***** DATA SUPPLIED *****
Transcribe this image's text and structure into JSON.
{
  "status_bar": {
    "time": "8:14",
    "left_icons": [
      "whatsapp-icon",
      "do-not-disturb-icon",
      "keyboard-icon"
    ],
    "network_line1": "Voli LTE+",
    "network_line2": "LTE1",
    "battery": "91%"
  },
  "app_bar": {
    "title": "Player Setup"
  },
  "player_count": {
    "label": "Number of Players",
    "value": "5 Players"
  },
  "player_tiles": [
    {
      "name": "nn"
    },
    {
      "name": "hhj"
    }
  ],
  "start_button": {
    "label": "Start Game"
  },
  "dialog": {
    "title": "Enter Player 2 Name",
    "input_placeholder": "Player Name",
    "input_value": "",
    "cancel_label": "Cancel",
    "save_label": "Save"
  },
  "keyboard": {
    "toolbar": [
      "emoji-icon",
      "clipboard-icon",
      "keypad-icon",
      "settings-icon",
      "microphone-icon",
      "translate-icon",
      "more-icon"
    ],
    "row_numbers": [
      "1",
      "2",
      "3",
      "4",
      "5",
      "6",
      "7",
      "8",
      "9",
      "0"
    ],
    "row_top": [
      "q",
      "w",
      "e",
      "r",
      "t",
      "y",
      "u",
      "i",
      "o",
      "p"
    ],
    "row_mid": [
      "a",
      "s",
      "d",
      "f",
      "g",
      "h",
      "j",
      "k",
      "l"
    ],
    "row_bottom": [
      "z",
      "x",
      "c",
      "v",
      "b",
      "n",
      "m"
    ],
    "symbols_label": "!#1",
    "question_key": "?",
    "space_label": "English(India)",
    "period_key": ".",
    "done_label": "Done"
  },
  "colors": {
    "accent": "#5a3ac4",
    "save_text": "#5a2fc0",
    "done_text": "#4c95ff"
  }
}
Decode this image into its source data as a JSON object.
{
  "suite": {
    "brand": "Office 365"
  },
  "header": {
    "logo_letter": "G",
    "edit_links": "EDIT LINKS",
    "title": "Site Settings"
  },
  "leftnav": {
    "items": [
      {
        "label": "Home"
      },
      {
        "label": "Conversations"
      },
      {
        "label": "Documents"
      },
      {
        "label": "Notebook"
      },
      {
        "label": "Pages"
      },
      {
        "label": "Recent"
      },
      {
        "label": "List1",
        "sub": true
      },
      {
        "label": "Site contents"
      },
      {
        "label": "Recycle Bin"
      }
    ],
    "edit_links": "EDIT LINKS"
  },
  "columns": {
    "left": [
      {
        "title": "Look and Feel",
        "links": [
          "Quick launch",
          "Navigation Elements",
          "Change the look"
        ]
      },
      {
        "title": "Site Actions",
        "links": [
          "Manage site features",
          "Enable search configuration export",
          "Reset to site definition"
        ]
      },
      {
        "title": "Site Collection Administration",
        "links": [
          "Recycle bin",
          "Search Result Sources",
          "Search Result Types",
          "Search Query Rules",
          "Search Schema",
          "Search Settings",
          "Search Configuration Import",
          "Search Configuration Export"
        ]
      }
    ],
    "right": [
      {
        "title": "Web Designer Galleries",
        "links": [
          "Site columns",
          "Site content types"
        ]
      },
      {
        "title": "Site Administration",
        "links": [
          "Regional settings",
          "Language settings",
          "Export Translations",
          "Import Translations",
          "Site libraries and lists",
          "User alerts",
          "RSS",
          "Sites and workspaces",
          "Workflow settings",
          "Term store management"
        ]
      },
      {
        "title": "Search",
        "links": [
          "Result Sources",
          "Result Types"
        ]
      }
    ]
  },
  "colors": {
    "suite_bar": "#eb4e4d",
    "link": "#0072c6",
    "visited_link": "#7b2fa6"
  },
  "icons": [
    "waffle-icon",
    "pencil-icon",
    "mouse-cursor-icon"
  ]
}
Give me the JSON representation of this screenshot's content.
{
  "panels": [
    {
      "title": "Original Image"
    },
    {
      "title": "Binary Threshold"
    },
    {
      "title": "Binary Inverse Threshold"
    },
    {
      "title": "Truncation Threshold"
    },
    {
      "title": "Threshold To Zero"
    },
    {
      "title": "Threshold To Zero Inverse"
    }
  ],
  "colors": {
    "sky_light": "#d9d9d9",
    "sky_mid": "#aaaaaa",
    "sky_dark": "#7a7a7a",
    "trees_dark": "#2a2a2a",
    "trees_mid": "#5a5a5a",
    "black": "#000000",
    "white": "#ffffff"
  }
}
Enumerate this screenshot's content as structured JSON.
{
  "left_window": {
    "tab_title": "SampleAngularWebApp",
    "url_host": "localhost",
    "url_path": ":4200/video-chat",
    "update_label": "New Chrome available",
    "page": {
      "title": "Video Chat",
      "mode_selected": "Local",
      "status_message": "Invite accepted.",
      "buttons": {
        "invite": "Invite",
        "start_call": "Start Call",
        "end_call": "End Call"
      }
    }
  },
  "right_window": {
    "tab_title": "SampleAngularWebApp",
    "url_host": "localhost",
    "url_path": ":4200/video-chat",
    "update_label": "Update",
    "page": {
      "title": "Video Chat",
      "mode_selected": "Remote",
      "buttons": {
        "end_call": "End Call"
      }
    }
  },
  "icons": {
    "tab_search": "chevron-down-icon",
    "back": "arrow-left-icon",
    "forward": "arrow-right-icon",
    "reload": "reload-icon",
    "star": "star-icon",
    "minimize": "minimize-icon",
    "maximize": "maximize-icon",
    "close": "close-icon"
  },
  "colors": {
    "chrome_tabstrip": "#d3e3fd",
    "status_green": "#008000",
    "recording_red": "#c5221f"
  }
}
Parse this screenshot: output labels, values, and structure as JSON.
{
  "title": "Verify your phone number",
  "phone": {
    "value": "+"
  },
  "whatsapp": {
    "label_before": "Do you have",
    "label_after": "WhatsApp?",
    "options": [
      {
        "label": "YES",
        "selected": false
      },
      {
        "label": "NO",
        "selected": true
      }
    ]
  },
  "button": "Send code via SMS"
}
*****
◆ STATED PROBLEM:
Your task is to return the full listing exactly as it was given.

◆ ANSWER FOR THE TASK:
Transcribe this image's text and structure into JSON.
{
  "status_bar": {
    "time": "8:14",
    "left_icons": [
      "whatsapp-icon",
      "do-not-disturb-icon",
      "keyboard-icon"
    ],
    "network_line1": "Voli LTE+",
    "network_line2": "LTE1",
    "battery": "91%"
  },
  "app_bar": {
    "title": "Player Setup"
  },
  "player_count": {
    "label": "Number of Players",
    "value": "5 Players"
  },
  "player_tiles": [
    {
      "name": "nn"
    },
    {
      "name": "hhj"
    }
  ],
  "start_button": {
    "label": "Start Game"
  },
  "dialog": {
    "title": "Enter Player 2 Name",
    "input_placeholder": "Player Name",
    "input_value": "",
    "cancel_label": "Cancel",
    "save_label": "Save"
  },
  "keyboard": {
    "toolbar": [
      "emoji-icon",
      "clipboard-icon",
      "keypad-icon",
      "settings-icon",
      "microphone-icon",
      "translate-icon",
      "more-icon"
    ],
    "row_numbers": [
      "1",
      "2",
      "3",
      "4",
      "5",
      "6",
      "7",
      "8",
      "9",
      "0"
    ],
    "row_top": [
      "q",
      "w",
      "e",
      "r",
      "t",
      "y",
      "u",
      "i",
      "o",
      "p"
    ],
    "row_mid": [
      "a",
      "s",
      "d",
      "f",
      "g",
      "h",
      "j",
      "k",
      "l"
    ],
    "row_bottom": [
      "z",
      "x",
      "c",
      "v",
      "b",
      "n",
      "m"
    ],
    "symbols_label": "!#1",
    "question_key": "?",
    "space_label": "English(India)",
    "period_key": ".",
    "done_label": "Done"
  },
  "colors": {
    "accent": "#5a3ac4",
    "save_text": "#5a2fc0",
    "done_text": "#4c95ff"
  }
}
Decode this image into its source data as a JSON object.
{
  "suite": {
    "brand": "Office 365"
  },
  "header": {
    "logo_letter": "G",
    "edit_links": "EDIT LINKS",
    "title": "Site Settings"
  },
  "leftnav": {
    "items": [
      {
        "label": "Home"
      },
      {
        "label": "Conversations"
      },
      {
        "label": "Documents"
      },
      {
        "label": "Notebook"
      },
      {
        "label": "Pages"
      },
      {
        "label": "Recent"
      },
      {
        "label": "List1",
        "sub": true
      },
      {
        "label": "Site contents"
      },
      {
        "label": "Recycle Bin"
      }
    ],
    "edit_links": "EDIT LINKS"
  },
  "columns": {
    "left": [
      {
        "title": "Look and Feel",
        "links": [
          "Quick launch",
          "Navigation Elements",
          "Change the look"
        ]
      },
      {
        "title": "Site Actions",
        "links": [
          "Manage site features",
          "Enable search configuration export",
          "Reset to site definition"
        ]
      },
      {
        "title": "Site Collection Administration",
        "links": [
          "Recycle bin",
          "Search Result Sources",
          "Search Result Types",
          "Search Query Rules",
          "Search Schema",
          "Search Settings",
          "Search Configuration Import",
          "Search Configuration Export"
        ]
      }
    ],
    "right": [
      {
        "title": "Web Designer Galleries",
        "links": [
          "Site columns",
          "Site content types"
        ]
      },
      {
        "title": "Site Administration",
        "links": [
          "Regional settings",
          "Language settings",
          "Export Translations",
          "Import Translations",
          "Site libraries and lists",
          "User alerts",
          "RSS",
          "Sites and workspaces",
          "Workflow settings",
          "Term store management"
        ]
      },
      {
        "title": "Search",
        "links": [
          "Result Sources",
          "Result Types"
        ]
      }
    ]
  },
  "colors": {
    "suite_bar": "#eb4e4d",
    "link": "#0072c6",
    "visited_link": "#7b2fa6"
  },
  "icons": [
    "waffle-icon",
    "pencil-icon",
    "mouse-cursor-icon"
  ]
}
Give me the JSON representation of this screenshot's content.
{
  "panels": [
    {
      "title": "Original Image"
    },
    {
      "title": "Binary Threshold"
    },
    {
      "title": "Binary Inverse Threshold"
    },
    {
      "title": "Truncation Threshold"
    },
    {
      "title": "Threshold To Zero"
    },
    {
      "title": "Threshold To Zero Inverse"
    }
  ],
  "colors": {
    "sky_light": "#d9d9d9",
    "sky_mid": "#aaaaaa",
    "sky_dark": "#7a7a7a",
    "trees_dark": "#2a2a2a",
    "trees_mid": "#5a5a5a",
    "black": "#000000",
    "white": "#ffffff"
  }
}
Enumerate this screenshot's content as structured JSON.
{
  "left_window": {
    "tab_title": "SampleAngularWebApp",
    "url_host": "localhost",
    "url_path": ":4200/video-chat",
    "update_label": "New Chrome available",
    "page": {
      "title": "Video Chat",
      "mode_selected": "Local",
      "status_message": "Invite accepted.",
      "buttons": {
        "invite": "Invite",
        "start_call": "Start Call",
        "end_call": "End Call"
      }
    }
  },
  "right_window": {
    "tab_title": "SampleAngularWebApp",
    "url_host": "localhost",
    "url_path": ":4200/video-chat",
    "update_label": "Update",
    "page": {
      "title": "Video Chat",
      "mode_selected": "Remote",
      "buttons": {
        "end_call": "End Call"
      }
    }
  },
  "icons": {
    "tab_search": "chevron-down-icon",
    "back": "arrow-left-icon",
    "forward": "arrow-right-icon",
    "reload": "reload-icon",
    "star": "star-icon",
    "minimize": "minimize-icon",
    "maximize": "maximize-icon",
    "close": "close-icon"
  },
  "colors": {
    "chrome_tabstrip": "#d3e3fd",
    "status_green": "#008000",
    "recording_red": "#c5221f"
  }
}
Parse this screenshot: output labels, values, and structure as JSON.
{
  "title": "Verify your phone number",
  "phone": {
    "value": "+"
  },
  "whatsapp": {
    "label_before": "Do you have",
    "label_after": "WhatsApp?",
    "options": [
      {
        "label": "YES",
        "selected": false
      },
      {
        "label": "NO",
        "selected": true
      }
    ]
  },
  "button": "Send code via SMS"
}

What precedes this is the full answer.